## [SET TASK]
Only the lines from the one bearing "Type out the text in this image." to the final line should be transcribed, exactly and with both ends included. Pictures are to be left out.
--- Begin MATERIAL FOR THIS EXERCISE ---
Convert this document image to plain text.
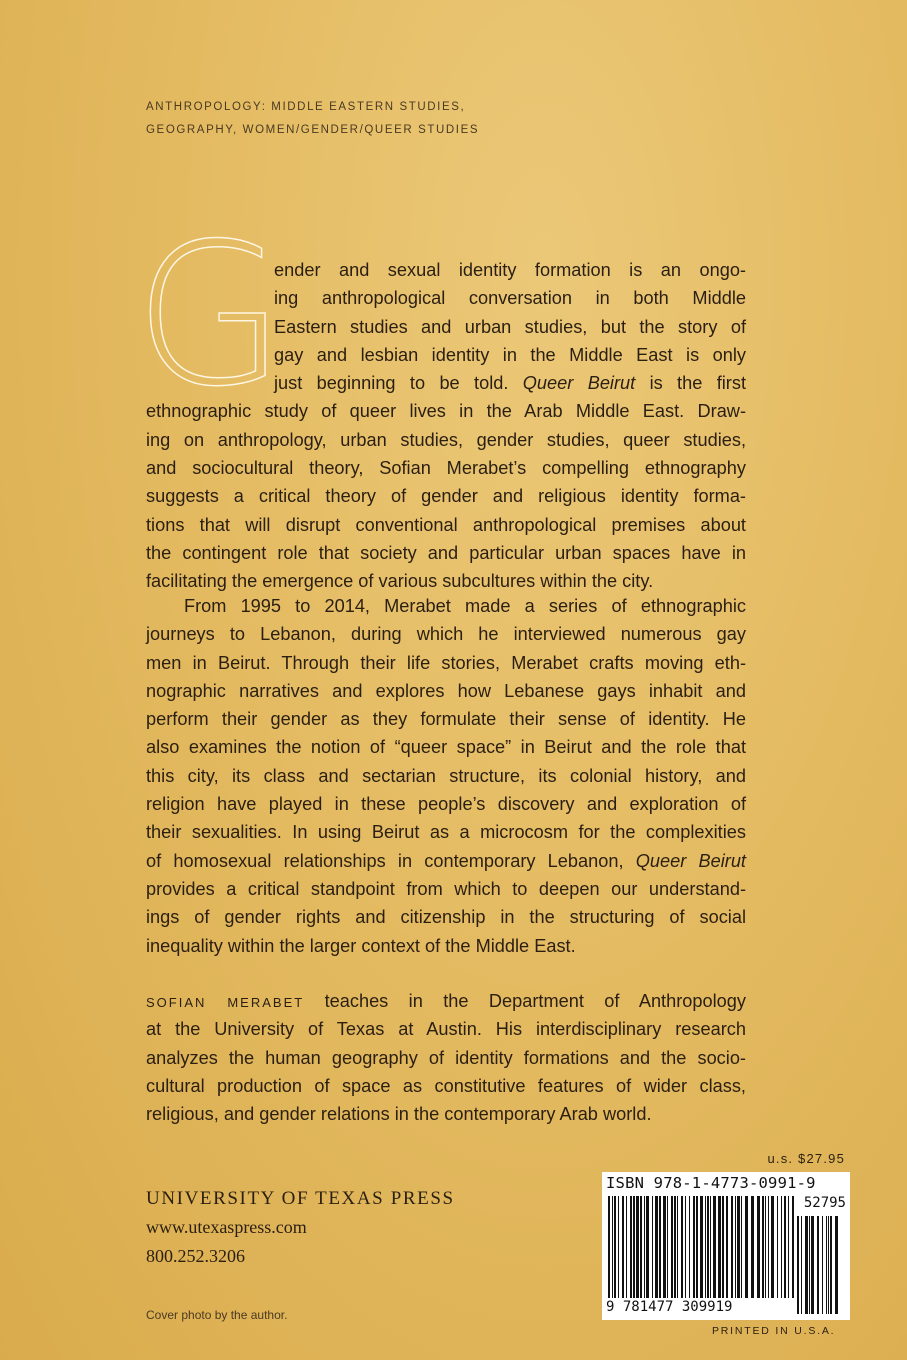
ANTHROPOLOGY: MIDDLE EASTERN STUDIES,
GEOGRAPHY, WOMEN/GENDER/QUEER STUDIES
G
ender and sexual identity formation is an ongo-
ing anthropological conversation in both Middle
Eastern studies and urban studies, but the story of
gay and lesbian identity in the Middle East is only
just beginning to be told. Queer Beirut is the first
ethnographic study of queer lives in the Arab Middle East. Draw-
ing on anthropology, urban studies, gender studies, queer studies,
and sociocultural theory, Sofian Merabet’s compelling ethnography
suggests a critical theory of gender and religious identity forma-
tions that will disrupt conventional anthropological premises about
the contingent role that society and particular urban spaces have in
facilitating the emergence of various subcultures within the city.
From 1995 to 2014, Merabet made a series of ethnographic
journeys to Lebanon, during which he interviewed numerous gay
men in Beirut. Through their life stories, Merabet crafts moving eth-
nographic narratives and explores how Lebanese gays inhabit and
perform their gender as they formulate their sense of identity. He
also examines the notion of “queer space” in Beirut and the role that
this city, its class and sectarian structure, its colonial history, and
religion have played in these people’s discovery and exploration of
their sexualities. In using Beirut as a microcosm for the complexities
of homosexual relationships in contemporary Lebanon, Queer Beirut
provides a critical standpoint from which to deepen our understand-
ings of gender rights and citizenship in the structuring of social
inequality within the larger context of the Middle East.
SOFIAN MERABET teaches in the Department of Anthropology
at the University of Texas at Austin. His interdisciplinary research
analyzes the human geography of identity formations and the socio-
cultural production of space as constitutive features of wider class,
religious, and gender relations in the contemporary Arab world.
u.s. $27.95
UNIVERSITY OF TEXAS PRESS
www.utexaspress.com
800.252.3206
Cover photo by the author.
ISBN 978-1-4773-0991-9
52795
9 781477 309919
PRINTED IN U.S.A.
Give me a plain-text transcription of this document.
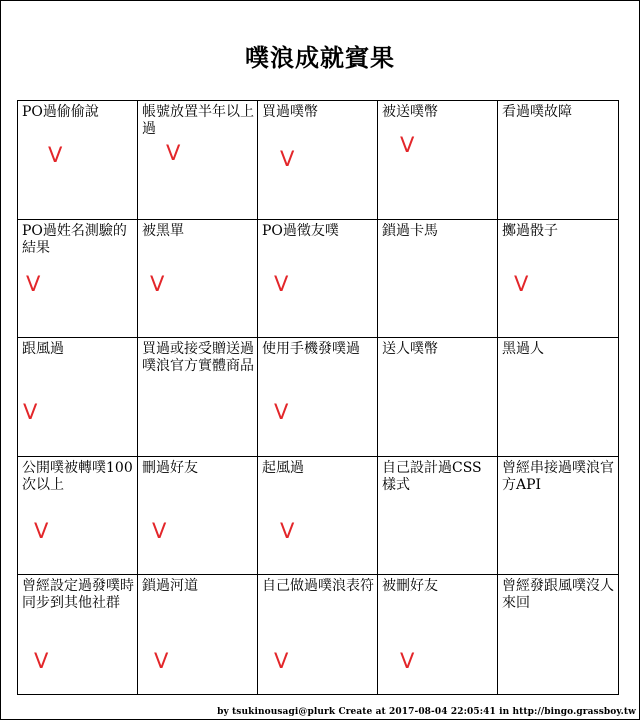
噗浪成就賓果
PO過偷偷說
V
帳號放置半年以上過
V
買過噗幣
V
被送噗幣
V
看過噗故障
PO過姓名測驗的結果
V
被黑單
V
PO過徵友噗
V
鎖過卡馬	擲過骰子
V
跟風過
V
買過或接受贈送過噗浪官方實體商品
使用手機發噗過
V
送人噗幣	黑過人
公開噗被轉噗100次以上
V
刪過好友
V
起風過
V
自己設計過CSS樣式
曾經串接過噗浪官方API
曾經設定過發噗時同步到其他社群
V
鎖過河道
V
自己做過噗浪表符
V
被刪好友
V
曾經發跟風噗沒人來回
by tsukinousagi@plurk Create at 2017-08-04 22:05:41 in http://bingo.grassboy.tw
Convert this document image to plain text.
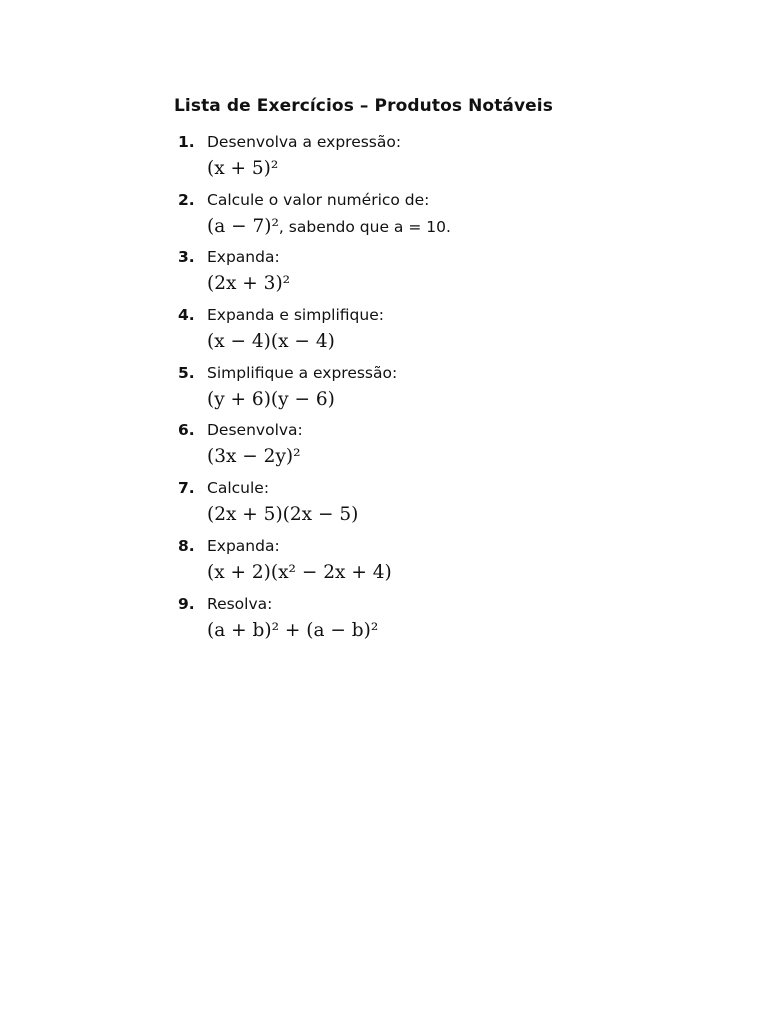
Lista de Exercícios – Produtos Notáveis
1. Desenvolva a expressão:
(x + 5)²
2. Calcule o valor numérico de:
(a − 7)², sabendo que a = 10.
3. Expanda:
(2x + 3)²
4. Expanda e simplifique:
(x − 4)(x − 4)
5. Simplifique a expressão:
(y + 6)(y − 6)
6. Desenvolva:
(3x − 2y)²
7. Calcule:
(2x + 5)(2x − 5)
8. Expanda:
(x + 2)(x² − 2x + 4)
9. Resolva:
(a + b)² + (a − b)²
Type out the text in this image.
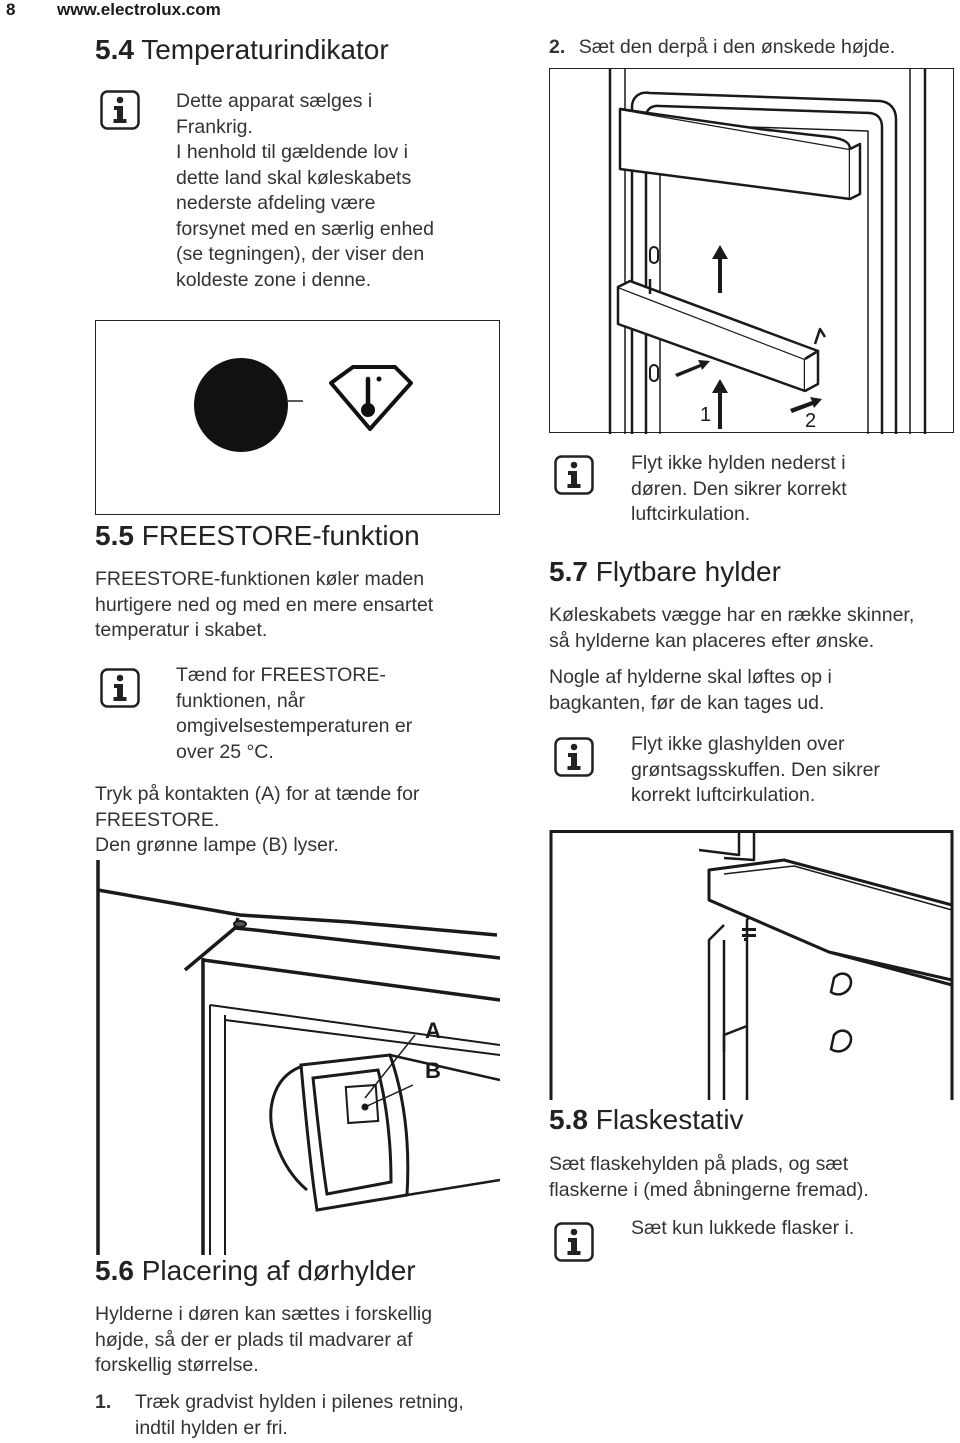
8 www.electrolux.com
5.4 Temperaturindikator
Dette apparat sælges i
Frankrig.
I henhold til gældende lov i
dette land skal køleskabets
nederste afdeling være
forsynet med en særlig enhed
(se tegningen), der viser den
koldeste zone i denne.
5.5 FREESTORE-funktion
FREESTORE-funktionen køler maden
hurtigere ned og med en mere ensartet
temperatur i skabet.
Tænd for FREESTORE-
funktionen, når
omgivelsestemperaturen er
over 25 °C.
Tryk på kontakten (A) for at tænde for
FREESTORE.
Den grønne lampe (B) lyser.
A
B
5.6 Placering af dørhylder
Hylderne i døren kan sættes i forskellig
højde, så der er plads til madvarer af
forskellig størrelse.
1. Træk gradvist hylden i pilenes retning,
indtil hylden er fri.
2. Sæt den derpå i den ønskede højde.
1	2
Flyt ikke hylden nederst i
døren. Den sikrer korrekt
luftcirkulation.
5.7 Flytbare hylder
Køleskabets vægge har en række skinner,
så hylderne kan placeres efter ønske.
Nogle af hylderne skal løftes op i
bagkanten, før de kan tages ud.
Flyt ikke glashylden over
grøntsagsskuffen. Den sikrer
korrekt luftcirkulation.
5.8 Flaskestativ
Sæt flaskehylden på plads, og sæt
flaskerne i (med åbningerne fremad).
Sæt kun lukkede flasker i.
--- End MATERIAL FOR THIS EXERCISE ---
## [SOLUTION TO THIS EXERCISE]
Type out the text in this image.
8 www.electrolux.com
5.4 Temperaturindikator
Dette apparat sælges i
Frankrig.
I henhold til gældende lov i
dette land skal køleskabets
nederste afdeling være
forsynet med en særlig enhed
(se tegningen), der viser den
koldeste zone i denne.
5.5 FREESTORE-funktion
FREESTORE-funktionen køler maden
hurtigere ned og med en mere ensartet
temperatur i skabet.
Tænd for FREESTORE-
funktionen, når
omgivelsestemperaturen er
over 25 °C.
Tryk på kontakten (A) for at tænde for
FREESTORE.
Den grønne lampe (B) lyser.
A
B
5.6 Placering af dørhylder
Hylderne i døren kan sættes i forskellig
højde, så der er plads til madvarer af
forskellig størrelse.
1. Træk gradvist hylden i pilenes retning,
indtil hylden er fri.
2. Sæt den derpå i den ønskede højde.
1	2
Flyt ikke hylden nederst i
døren. Den sikrer korrekt
luftcirkulation.
5.7 Flytbare hylder
Køleskabets vægge har en række skinner,
så hylderne kan placeres efter ønske.
Nogle af hylderne skal løftes op i
bagkanten, før de kan tages ud.
Flyt ikke glashylden over
grøntsagsskuffen. Den sikrer
korrekt luftcirkulation.
5.8 Flaskestativ
Sæt flaskehylden på plads, og sæt
flaskerne i (med åbningerne fremad).
Sæt kun lukkede flasker i.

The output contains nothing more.